EXERCISE OBJECTIVE -> Each line that holds the word "ended" should be returned.

Figure contents as structured data
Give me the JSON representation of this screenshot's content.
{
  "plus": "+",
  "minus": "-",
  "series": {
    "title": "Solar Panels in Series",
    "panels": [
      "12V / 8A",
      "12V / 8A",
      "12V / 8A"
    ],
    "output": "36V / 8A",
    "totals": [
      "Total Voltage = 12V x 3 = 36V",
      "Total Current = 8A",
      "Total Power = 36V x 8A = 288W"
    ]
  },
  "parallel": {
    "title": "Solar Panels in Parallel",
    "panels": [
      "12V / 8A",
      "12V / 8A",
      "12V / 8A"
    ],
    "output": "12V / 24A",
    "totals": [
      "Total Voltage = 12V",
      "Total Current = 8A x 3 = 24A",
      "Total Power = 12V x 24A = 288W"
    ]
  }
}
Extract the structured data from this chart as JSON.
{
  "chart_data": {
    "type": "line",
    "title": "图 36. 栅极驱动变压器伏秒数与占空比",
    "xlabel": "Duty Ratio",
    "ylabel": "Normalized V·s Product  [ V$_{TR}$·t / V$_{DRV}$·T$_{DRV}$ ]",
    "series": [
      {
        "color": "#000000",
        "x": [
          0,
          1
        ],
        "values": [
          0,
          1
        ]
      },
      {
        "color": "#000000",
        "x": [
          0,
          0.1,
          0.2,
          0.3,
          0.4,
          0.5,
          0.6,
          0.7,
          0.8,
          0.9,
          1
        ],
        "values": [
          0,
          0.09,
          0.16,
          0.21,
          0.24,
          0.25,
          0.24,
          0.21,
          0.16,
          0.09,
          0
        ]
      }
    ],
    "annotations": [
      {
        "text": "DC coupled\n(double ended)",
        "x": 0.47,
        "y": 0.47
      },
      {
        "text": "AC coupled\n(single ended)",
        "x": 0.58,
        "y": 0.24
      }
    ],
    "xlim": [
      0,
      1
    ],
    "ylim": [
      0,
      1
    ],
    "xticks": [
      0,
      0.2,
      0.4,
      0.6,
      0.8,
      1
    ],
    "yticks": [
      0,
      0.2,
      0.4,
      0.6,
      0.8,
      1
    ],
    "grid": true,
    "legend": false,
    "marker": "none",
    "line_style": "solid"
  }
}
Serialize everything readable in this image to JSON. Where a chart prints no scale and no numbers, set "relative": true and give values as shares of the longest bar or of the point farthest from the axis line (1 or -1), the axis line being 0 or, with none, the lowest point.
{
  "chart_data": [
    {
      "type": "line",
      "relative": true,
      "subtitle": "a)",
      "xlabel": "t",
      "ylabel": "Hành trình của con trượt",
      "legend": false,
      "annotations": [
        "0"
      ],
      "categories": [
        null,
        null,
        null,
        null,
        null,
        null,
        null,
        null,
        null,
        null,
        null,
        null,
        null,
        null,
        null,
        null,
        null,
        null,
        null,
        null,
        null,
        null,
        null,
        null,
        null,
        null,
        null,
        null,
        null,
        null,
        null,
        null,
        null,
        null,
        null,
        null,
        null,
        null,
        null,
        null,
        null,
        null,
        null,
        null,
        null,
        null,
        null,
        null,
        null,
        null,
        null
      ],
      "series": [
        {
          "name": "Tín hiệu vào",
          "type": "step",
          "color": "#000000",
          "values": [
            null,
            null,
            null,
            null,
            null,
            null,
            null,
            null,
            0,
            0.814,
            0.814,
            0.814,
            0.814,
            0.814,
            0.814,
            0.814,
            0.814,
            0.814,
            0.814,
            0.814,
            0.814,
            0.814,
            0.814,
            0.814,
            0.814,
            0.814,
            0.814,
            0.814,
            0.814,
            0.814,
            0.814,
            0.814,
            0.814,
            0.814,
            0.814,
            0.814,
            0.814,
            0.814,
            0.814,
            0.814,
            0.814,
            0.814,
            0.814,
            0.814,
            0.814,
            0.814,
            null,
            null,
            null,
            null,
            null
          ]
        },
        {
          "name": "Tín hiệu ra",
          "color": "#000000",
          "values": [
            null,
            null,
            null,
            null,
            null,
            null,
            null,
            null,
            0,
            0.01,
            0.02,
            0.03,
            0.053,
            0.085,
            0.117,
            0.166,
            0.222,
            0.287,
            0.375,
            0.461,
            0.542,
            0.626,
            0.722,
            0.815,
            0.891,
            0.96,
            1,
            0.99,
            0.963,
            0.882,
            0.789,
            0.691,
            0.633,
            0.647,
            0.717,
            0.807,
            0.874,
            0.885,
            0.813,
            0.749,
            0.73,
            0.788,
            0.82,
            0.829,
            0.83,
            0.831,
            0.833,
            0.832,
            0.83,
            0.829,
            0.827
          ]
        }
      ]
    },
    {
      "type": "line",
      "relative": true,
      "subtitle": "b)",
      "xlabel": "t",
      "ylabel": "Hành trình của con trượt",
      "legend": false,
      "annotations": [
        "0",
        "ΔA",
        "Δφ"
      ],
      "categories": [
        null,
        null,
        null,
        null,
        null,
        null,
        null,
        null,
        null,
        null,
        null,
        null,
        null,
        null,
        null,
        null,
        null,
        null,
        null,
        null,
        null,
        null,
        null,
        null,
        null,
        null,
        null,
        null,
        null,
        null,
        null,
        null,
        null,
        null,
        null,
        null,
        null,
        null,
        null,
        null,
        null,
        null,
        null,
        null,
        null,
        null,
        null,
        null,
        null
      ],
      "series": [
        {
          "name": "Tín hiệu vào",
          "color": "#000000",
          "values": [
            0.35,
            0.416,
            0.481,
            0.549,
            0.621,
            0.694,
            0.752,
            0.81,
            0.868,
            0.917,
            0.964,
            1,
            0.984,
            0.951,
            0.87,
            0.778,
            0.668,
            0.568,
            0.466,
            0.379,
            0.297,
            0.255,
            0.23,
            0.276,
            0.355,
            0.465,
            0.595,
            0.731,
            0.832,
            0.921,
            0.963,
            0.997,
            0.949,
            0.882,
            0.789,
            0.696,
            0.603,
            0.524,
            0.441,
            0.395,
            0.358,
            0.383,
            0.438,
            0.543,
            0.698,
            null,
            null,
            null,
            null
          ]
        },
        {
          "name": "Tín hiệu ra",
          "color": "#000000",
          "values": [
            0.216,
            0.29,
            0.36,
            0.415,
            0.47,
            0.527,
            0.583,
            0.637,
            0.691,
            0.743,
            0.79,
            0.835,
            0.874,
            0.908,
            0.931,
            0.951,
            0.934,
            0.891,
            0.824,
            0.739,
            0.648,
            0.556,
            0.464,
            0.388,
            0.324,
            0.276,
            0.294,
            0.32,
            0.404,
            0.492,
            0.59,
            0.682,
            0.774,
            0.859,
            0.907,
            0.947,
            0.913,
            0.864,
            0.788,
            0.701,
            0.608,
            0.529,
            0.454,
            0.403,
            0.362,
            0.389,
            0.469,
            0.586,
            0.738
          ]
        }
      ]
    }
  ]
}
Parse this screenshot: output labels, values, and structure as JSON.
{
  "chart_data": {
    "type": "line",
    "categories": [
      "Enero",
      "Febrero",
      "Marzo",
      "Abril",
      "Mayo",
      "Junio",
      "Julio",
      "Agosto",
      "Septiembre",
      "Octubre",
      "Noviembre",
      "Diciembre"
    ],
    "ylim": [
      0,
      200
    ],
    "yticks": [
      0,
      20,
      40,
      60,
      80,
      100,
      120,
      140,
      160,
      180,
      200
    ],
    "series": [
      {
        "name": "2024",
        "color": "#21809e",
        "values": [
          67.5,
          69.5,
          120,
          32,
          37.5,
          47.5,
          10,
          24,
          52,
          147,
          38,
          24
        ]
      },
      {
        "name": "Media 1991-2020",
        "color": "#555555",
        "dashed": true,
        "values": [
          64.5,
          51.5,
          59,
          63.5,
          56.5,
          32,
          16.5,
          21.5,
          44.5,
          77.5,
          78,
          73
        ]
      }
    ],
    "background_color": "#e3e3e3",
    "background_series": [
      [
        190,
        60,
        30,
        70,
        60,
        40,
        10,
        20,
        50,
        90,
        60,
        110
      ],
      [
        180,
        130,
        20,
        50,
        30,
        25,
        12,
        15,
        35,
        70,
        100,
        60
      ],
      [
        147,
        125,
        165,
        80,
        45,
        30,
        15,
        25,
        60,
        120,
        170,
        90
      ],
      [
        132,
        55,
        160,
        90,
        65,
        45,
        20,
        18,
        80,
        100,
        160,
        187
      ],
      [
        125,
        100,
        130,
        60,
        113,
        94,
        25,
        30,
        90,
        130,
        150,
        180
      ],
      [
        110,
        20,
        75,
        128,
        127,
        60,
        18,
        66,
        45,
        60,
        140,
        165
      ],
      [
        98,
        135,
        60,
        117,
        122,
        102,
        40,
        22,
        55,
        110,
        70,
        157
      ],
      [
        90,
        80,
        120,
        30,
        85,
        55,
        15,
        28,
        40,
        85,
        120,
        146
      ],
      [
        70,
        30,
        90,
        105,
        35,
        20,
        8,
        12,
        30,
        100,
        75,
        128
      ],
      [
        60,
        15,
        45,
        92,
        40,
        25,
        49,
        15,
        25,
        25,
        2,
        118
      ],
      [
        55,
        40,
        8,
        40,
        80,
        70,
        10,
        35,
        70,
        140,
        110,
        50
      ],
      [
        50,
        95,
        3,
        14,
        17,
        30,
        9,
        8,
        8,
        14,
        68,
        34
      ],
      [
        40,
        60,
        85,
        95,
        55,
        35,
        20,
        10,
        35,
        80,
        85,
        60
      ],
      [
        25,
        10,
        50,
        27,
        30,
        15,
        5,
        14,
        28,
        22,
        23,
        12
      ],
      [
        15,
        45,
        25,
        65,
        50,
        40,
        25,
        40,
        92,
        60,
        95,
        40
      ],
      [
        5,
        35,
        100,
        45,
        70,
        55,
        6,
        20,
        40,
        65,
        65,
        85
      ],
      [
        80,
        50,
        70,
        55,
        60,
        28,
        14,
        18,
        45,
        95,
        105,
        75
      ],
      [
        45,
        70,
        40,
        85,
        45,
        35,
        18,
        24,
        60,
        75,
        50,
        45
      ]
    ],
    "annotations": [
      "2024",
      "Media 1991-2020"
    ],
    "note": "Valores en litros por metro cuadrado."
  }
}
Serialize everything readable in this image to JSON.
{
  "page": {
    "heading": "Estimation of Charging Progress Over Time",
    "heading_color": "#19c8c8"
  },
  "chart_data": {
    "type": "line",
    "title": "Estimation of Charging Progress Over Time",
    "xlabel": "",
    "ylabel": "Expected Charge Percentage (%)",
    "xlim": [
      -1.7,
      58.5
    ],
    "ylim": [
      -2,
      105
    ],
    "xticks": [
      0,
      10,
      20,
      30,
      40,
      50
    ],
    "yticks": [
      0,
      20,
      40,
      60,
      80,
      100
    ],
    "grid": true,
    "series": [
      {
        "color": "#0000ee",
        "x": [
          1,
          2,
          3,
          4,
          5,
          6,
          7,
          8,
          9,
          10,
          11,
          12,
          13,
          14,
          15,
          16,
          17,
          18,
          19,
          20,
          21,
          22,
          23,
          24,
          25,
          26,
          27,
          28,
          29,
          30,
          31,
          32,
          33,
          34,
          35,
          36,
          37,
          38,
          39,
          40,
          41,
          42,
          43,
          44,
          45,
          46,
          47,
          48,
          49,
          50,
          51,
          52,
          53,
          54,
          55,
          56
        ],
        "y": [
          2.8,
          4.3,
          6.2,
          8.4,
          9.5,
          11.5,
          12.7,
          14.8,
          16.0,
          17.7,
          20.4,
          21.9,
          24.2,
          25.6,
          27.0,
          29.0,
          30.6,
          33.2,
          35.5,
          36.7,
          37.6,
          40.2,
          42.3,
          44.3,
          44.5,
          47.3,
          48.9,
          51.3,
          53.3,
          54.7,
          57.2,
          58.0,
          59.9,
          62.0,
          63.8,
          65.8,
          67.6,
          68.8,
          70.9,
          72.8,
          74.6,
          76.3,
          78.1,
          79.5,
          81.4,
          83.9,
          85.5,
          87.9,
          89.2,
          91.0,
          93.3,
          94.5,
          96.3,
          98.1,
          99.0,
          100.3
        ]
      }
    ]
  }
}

THE RESULT ->
        "text": "DC coupled\n(double ended)",
        "text": "AC coupled\n(single ended)",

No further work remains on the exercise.